### Exercise objective
Check each line of the material below for "this", then copy the ones that contain it.

### Exercise materials
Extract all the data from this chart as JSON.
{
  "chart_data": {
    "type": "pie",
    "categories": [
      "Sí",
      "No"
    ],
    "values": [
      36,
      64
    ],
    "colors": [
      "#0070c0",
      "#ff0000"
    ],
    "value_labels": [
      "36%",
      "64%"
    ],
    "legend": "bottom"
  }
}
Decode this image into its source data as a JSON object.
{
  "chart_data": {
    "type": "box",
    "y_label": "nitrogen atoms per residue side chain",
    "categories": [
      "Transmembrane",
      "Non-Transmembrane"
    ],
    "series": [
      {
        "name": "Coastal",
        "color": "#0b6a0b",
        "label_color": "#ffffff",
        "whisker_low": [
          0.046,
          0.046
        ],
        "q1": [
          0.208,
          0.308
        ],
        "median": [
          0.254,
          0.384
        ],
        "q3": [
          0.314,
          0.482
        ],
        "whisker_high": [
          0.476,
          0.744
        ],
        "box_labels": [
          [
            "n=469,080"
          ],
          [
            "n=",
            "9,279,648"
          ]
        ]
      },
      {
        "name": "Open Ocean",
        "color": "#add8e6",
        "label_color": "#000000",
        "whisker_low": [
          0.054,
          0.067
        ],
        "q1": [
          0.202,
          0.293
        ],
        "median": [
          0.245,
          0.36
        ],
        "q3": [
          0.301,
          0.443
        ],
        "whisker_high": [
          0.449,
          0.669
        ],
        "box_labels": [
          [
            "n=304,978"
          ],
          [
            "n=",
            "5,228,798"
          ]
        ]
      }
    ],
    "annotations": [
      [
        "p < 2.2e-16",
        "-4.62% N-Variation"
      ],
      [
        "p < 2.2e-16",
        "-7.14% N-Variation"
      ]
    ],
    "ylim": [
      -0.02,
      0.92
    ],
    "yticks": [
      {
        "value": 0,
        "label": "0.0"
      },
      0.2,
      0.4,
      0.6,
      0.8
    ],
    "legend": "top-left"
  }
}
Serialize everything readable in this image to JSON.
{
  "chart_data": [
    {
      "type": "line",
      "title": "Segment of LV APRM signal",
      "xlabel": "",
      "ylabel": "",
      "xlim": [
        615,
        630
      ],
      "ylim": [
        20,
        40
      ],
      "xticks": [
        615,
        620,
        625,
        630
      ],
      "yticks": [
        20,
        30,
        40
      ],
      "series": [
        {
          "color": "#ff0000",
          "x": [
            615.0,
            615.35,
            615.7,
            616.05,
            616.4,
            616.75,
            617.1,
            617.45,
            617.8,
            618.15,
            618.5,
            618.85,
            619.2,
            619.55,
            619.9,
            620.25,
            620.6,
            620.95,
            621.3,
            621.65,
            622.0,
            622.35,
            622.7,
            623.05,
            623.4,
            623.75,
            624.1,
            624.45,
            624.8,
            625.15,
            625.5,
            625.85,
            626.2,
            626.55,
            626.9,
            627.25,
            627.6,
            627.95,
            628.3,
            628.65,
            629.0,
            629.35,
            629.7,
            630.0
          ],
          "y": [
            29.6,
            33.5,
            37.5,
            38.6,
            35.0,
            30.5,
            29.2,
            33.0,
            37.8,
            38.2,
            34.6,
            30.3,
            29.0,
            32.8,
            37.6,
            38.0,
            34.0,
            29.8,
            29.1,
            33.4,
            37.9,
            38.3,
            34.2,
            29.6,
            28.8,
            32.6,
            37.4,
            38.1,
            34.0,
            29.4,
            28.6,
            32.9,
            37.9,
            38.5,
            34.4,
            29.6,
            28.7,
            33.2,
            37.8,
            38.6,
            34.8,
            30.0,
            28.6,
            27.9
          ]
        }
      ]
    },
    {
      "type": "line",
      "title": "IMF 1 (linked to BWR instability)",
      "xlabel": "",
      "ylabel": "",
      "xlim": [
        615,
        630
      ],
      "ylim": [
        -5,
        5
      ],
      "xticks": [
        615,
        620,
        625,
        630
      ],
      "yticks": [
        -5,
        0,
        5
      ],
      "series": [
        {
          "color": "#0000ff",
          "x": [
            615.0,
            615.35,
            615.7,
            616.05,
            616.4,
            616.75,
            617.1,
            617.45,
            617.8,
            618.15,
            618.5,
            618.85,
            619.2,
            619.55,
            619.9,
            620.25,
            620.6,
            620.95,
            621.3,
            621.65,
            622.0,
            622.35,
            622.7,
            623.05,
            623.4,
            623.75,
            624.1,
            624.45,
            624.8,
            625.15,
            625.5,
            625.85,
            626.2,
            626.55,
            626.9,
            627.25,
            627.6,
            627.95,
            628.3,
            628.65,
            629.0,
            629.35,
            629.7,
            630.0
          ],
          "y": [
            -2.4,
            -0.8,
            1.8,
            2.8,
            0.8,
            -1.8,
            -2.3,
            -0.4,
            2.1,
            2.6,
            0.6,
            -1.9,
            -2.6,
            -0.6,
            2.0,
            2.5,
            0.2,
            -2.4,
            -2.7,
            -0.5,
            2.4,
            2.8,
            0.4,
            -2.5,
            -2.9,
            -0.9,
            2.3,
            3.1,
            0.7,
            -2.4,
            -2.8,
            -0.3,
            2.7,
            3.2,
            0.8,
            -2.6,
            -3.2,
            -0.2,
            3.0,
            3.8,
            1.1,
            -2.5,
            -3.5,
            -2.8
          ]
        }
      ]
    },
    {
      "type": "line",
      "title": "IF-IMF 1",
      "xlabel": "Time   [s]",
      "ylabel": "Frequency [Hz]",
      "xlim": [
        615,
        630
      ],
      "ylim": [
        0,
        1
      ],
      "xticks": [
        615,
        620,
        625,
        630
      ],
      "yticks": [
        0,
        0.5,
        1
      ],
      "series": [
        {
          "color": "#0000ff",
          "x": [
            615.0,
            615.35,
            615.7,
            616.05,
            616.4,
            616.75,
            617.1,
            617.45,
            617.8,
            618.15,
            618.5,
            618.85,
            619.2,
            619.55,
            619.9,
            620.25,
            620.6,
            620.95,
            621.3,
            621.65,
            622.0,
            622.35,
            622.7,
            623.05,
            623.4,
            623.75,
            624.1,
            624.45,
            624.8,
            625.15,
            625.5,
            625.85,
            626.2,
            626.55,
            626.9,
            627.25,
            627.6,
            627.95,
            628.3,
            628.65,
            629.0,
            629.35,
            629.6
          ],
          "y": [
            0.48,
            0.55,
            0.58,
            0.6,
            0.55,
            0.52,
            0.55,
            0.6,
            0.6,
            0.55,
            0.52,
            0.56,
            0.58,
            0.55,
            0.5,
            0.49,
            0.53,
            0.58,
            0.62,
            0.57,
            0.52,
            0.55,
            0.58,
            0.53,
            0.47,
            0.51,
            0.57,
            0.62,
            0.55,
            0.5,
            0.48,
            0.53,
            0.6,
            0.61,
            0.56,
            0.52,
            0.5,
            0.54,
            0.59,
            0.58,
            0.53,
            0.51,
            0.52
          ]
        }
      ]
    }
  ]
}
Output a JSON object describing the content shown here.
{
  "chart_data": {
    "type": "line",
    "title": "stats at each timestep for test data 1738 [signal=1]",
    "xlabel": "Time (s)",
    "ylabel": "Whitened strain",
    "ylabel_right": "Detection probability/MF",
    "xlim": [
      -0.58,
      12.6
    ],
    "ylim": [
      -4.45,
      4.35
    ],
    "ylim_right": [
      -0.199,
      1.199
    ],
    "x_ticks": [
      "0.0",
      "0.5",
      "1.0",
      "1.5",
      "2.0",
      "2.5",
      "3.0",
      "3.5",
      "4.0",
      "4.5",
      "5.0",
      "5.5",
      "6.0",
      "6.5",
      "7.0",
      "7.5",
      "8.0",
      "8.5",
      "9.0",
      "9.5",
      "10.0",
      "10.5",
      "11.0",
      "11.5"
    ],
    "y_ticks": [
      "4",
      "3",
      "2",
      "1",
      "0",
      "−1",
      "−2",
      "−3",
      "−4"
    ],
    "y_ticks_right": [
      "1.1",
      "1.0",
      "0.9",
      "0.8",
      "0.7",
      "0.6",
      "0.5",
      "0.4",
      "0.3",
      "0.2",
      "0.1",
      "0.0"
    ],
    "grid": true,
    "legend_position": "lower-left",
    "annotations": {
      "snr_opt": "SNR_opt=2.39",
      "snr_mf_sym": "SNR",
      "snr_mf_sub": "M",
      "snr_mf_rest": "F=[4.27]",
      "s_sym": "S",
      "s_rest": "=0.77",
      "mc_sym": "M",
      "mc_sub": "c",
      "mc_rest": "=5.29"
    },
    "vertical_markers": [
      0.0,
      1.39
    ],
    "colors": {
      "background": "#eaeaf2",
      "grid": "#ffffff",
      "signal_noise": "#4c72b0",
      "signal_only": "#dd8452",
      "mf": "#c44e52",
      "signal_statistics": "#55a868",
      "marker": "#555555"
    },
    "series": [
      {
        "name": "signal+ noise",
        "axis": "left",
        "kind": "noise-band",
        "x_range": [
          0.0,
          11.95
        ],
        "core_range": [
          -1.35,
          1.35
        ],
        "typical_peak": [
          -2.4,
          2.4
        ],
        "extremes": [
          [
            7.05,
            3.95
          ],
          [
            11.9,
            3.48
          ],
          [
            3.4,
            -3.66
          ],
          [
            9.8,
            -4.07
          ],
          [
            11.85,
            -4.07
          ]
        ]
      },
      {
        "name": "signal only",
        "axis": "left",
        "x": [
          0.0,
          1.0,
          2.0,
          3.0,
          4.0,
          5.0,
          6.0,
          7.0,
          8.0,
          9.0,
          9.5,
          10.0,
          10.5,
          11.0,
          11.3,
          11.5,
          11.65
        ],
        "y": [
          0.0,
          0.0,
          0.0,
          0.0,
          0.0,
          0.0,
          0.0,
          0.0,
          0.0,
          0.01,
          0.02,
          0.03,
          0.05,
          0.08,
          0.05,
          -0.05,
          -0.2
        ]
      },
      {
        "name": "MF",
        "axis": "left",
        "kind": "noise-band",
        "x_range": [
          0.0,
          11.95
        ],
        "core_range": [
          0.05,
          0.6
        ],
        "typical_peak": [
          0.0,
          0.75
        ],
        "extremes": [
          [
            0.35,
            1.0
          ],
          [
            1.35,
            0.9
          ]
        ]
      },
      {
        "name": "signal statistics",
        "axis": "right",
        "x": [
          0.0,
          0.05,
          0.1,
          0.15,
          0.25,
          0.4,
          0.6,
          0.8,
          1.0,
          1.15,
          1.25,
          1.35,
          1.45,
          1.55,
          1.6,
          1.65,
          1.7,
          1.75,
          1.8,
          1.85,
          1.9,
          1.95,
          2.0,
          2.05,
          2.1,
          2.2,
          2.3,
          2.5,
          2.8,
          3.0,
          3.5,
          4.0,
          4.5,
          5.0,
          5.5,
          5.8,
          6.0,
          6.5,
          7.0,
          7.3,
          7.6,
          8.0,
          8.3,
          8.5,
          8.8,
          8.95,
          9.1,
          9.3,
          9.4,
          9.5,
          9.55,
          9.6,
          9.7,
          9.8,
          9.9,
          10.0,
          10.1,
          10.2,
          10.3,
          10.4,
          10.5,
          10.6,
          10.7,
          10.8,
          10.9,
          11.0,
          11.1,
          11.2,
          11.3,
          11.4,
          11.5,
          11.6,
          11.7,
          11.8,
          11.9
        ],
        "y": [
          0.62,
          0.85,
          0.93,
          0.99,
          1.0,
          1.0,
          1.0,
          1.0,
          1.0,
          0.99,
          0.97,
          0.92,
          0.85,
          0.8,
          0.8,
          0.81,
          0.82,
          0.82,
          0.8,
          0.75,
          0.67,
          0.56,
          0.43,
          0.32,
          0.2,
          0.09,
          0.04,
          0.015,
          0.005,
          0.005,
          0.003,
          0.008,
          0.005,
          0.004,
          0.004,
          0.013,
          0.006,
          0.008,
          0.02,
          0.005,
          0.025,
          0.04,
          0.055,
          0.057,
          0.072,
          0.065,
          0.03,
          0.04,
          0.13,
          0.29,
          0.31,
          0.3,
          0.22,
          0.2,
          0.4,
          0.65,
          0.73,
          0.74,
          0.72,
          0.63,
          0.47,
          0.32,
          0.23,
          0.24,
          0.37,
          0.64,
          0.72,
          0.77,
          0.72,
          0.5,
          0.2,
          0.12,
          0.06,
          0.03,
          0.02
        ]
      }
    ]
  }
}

### Complete response
Extract all the data from this chart as JSON.
Decode this image into its source data as a JSON object.
Serialize everything readable in this image to JSON.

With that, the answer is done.